§ The problem
Please print every line from the one containing "Read this page and output its text content." through the last line of the records below, exactly as written and nothing more.

Collected data
»»

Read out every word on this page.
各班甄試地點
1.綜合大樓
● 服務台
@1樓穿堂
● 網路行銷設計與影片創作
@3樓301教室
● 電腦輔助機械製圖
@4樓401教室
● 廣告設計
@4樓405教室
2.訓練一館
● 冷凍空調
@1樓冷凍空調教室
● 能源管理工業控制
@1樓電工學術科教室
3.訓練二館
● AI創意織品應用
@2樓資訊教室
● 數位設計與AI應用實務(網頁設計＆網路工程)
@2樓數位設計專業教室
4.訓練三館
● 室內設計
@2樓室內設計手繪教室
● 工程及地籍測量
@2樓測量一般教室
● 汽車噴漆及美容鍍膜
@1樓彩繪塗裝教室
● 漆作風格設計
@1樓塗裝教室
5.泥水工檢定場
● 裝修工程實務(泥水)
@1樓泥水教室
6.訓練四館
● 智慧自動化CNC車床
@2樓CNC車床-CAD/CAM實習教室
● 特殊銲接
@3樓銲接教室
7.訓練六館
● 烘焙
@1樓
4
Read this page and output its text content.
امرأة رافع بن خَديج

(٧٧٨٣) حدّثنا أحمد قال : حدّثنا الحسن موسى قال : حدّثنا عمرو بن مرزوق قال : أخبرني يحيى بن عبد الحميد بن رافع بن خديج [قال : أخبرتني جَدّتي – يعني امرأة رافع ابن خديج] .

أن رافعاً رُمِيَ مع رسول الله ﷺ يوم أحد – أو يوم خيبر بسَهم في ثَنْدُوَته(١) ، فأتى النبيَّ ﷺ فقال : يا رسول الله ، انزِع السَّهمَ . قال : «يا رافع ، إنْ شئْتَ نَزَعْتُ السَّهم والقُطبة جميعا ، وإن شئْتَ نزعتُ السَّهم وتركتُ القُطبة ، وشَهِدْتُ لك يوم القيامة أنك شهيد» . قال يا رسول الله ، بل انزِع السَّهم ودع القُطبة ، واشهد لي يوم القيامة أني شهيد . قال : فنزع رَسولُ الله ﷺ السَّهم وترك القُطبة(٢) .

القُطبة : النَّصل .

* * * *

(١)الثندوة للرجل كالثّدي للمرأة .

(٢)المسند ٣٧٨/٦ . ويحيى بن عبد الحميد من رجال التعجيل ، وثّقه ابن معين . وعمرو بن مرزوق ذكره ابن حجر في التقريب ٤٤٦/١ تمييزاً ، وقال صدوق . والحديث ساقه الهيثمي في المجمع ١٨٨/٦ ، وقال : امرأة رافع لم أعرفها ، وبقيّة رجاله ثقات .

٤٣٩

««

§ Written answer
Read this page and output its text content.
امرأة رافع بن خَديج

(٧٧٨٣) حدّثنا أحمد قال : حدّثنا الحسن موسى قال : حدّثنا عمرو بن مرزوق قال : أخبرني يحيى بن عبد الحميد بن رافع بن خديج [قال : أخبرتني جَدّتي – يعني امرأة رافع ابن خديج] .

أن رافعاً رُمِيَ مع رسول الله ﷺ يوم أحد – أو يوم خيبر بسَهم في ثَنْدُوَته(١) ، فأتى النبيَّ ﷺ فقال : يا رسول الله ، انزِع السَّهمَ . قال : «يا رافع ، إنْ شئْتَ نَزَعْتُ السَّهم والقُطبة جميعا ، وإن شئْتَ نزعتُ السَّهم وتركتُ القُطبة ، وشَهِدْتُ لك يوم القيامة أنك شهيد» . قال يا رسول الله ، بل انزِع السَّهم ودع القُطبة ، واشهد لي يوم القيامة أني شهيد . قال : فنزع رَسولُ الله ﷺ السَّهم وترك القُطبة(٢) .

القُطبة : النَّصل .

* * * *

(١)الثندوة للرجل كالثّدي للمرأة .

(٢)المسند ٣٧٨/٦ . ويحيى بن عبد الحميد من رجال التعجيل ، وثّقه ابن معين . وعمرو بن مرزوق ذكره ابن حجر في التقريب ٤٤٦/١ تمييزاً ، وقال صدوق . والحديث ساقه الهيثمي في المجمع ١٨٨/٦ ، وقال : امرأة رافع لم أعرفها ، وبقيّة رجاله ثقات .

٤٣٩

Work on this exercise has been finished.